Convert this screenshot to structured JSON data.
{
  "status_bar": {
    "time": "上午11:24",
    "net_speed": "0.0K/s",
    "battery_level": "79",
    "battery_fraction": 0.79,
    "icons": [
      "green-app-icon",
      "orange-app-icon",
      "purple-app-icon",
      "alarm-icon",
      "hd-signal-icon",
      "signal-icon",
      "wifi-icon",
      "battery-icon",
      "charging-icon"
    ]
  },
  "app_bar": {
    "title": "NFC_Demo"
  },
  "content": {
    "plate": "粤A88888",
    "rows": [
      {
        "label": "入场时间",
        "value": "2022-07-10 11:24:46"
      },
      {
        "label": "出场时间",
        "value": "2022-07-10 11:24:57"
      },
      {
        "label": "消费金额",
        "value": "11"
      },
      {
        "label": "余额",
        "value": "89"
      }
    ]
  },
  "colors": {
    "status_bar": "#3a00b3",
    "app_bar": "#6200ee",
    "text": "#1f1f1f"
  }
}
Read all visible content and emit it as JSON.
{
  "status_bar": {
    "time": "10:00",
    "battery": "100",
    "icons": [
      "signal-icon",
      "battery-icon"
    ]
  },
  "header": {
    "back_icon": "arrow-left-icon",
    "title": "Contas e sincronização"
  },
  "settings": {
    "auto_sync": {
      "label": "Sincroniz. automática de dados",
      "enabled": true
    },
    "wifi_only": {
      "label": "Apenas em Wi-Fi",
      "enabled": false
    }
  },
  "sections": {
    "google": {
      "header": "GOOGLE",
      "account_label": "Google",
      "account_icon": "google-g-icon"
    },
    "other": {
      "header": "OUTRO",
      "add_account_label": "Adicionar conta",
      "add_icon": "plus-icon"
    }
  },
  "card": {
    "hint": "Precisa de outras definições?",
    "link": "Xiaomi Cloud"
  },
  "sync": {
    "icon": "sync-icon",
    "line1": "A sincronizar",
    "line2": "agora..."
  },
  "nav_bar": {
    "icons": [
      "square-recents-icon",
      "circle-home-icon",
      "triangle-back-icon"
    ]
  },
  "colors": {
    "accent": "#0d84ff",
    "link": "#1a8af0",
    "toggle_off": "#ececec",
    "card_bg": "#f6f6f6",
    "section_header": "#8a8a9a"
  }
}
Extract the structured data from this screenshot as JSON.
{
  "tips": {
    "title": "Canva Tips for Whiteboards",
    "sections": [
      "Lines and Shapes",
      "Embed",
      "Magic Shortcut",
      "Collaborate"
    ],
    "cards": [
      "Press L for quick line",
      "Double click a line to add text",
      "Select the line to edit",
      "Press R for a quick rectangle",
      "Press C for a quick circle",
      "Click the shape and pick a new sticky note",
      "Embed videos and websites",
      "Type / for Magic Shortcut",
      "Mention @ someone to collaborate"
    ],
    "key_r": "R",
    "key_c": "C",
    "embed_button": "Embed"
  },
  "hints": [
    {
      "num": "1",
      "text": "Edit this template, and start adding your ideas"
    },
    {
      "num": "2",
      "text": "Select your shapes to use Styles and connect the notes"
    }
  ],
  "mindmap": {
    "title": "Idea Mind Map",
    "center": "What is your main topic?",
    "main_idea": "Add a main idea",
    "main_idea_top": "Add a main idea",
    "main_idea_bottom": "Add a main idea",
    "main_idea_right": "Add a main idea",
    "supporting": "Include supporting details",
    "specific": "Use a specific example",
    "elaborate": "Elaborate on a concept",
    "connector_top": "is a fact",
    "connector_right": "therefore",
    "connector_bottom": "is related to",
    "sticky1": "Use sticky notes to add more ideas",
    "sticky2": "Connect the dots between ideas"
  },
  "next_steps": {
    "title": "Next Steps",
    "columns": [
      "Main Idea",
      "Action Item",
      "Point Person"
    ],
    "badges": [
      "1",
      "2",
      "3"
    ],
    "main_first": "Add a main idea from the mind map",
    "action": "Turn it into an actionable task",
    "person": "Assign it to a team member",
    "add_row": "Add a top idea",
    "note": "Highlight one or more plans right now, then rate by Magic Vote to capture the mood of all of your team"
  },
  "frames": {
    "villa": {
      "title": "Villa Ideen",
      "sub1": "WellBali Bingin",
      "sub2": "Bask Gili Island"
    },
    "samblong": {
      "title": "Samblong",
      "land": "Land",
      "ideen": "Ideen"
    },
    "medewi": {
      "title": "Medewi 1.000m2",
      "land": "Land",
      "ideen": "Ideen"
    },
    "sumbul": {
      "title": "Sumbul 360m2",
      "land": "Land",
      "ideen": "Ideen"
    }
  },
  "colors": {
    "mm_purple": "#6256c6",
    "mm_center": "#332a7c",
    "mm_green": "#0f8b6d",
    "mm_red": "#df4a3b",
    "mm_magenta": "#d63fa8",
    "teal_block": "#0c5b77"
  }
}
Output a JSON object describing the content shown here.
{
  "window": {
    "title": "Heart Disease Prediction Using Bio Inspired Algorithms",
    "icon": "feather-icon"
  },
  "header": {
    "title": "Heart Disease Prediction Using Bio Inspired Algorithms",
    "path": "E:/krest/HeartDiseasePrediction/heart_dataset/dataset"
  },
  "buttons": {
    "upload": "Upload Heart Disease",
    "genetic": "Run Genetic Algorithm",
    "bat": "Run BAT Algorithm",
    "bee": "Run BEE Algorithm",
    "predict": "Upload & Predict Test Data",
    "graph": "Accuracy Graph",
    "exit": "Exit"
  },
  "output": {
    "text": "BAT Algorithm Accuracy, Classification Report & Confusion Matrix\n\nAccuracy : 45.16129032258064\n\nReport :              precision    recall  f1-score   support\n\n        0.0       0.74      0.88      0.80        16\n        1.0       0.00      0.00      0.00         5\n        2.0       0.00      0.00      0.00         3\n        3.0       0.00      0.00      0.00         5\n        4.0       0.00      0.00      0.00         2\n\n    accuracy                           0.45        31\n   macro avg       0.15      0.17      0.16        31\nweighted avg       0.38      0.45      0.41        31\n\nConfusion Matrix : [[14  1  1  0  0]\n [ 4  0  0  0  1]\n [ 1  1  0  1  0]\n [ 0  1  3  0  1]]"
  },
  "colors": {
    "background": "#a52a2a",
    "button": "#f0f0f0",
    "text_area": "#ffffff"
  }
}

**Stated task**
Extract all the entries word for word.

**Correct result**
Convert this screenshot to structured JSON data.
{
  "status_bar": {
    "time": "上午11:24",
    "net_speed": "0.0K/s",
    "battery_level": "79",
    "battery_fraction": 0.79,
    "icons": [
      "green-app-icon",
      "orange-app-icon",
      "purple-app-icon",
      "alarm-icon",
      "hd-signal-icon",
      "signal-icon",
      "wifi-icon",
      "battery-icon",
      "charging-icon"
    ]
  },
  "app_bar": {
    "title": "NFC_Demo"
  },
  "content": {
    "plate": "粤A88888",
    "rows": [
      {
        "label": "入场时间",
        "value": "2022-07-10 11:24:46"
      },
      {
        "label": "出场时间",
        "value": "2022-07-10 11:24:57"
      },
      {
        "label": "消费金额",
        "value": "11"
      },
      {
        "label": "余额",
        "value": "89"
      }
    ]
  },
  "colors": {
    "status_bar": "#3a00b3",
    "app_bar": "#6200ee",
    "text": "#1f1f1f"
  }
}
Read all visible content and emit it as JSON.
{
  "status_bar": {
    "time": "10:00",
    "battery": "100",
    "icons": [
      "signal-icon",
      "battery-icon"
    ]
  },
  "header": {
    "back_icon": "arrow-left-icon",
    "title": "Contas e sincronização"
  },
  "settings": {
    "auto_sync": {
      "label": "Sincroniz. automática de dados",
      "enabled": true
    },
    "wifi_only": {
      "label": "Apenas em Wi-Fi",
      "enabled": false
    }
  },
  "sections": {
    "google": {
      "header": "GOOGLE",
      "account_label": "Google",
      "account_icon": "google-g-icon"
    },
    "other": {
      "header": "OUTRO",
      "add_account_label": "Adicionar conta",
      "add_icon": "plus-icon"
    }
  },
  "card": {
    "hint": "Precisa de outras definições?",
    "link": "Xiaomi Cloud"
  },
  "sync": {
    "icon": "sync-icon",
    "line1": "A sincronizar",
    "line2": "agora..."
  },
  "nav_bar": {
    "icons": [
      "square-recents-icon",
      "circle-home-icon",
      "triangle-back-icon"
    ]
  },
  "colors": {
    "accent": "#0d84ff",
    "link": "#1a8af0",
    "toggle_off": "#ececec",
    "card_bg": "#f6f6f6",
    "section_header": "#8a8a9a"
  }
}
Extract the structured data from this screenshot as JSON.
{
  "tips": {
    "title": "Canva Tips for Whiteboards",
    "sections": [
      "Lines and Shapes",
      "Embed",
      "Magic Shortcut",
      "Collaborate"
    ],
    "cards": [
      "Press L for quick line",
      "Double click a line to add text",
      "Select the line to edit",
      "Press R for a quick rectangle",
      "Press C for a quick circle",
      "Click the shape and pick a new sticky note",
      "Embed videos and websites",
      "Type / for Magic Shortcut",
      "Mention @ someone to collaborate"
    ],
    "key_r": "R",
    "key_c": "C",
    "embed_button": "Embed"
  },
  "hints": [
    {
      "num": "1",
      "text": "Edit this template, and start adding your ideas"
    },
    {
      "num": "2",
      "text": "Select your shapes to use Styles and connect the notes"
    }
  ],
  "mindmap": {
    "title": "Idea Mind Map",
    "center": "What is your main topic?",
    "main_idea": "Add a main idea",
    "main_idea_top": "Add a main idea",
    "main_idea_bottom": "Add a main idea",
    "main_idea_right": "Add a main idea",
    "supporting": "Include supporting details",
    "specific": "Use a specific example",
    "elaborate": "Elaborate on a concept",
    "connector_top": "is a fact",
    "connector_right": "therefore",
    "connector_bottom": "is related to",
    "sticky1": "Use sticky notes to add more ideas",
    "sticky2": "Connect the dots between ideas"
  },
  "next_steps": {
    "title": "Next Steps",
    "columns": [
      "Main Idea",
      "Action Item",
      "Point Person"
    ],
    "badges": [
      "1",
      "2",
      "3"
    ],
    "main_first": "Add a main idea from the mind map",
    "action": "Turn it into an actionable task",
    "person": "Assign it to a team member",
    "add_row": "Add a top idea",
    "note": "Highlight one or more plans right now, then rate by Magic Vote to capture the mood of all of your team"
  },
  "frames": {
    "villa": {
      "title": "Villa Ideen",
      "sub1": "WellBali Bingin",
      "sub2": "Bask Gili Island"
    },
    "samblong": {
      "title": "Samblong",
      "land": "Land",
      "ideen": "Ideen"
    },
    "medewi": {
      "title": "Medewi 1.000m2",
      "land": "Land",
      "ideen": "Ideen"
    },
    "sumbul": {
      "title": "Sumbul 360m2",
      "land": "Land",
      "ideen": "Ideen"
    }
  },
  "colors": {
    "mm_purple": "#6256c6",
    "mm_center": "#332a7c",
    "mm_green": "#0f8b6d",
    "mm_red": "#df4a3b",
    "mm_magenta": "#d63fa8",
    "teal_block": "#0c5b77"
  }
}
Output a JSON object describing the content shown here.
{
  "window": {
    "title": "Heart Disease Prediction Using Bio Inspired Algorithms",
    "icon": "feather-icon"
  },
  "header": {
    "title": "Heart Disease Prediction Using Bio Inspired Algorithms",
    "path": "E:/krest/HeartDiseasePrediction/heart_dataset/dataset"
  },
  "buttons": {
    "upload": "Upload Heart Disease",
    "genetic": "Run Genetic Algorithm",
    "bat": "Run BAT Algorithm",
    "bee": "Run BEE Algorithm",
    "predict": "Upload & Predict Test Data",
    "graph": "Accuracy Graph",
    "exit": "Exit"
  },
  "output": {
    "text": "BAT Algorithm Accuracy, Classification Report & Confusion Matrix\n\nAccuracy : 45.16129032258064\n\nReport :              precision    recall  f1-score   support\n\n        0.0       0.74      0.88      0.80        16\n        1.0       0.00      0.00      0.00         5\n        2.0       0.00      0.00      0.00         3\n        3.0       0.00      0.00      0.00         5\n        4.0       0.00      0.00      0.00         2\n\n    accuracy                           0.45        31\n   macro avg       0.15      0.17      0.16        31\nweighted avg       0.38      0.45      0.41        31\n\nConfusion Matrix : [[14  1  1  0  0]\n [ 4  0  0  0  1]\n [ 1  1  0  1  0]\n [ 0  1  3  0  1]]"
  },
  "colors": {
    "background": "#a52a2a",
    "button": "#f0f0f0",
    "text_area": "#ffffff"
  }
}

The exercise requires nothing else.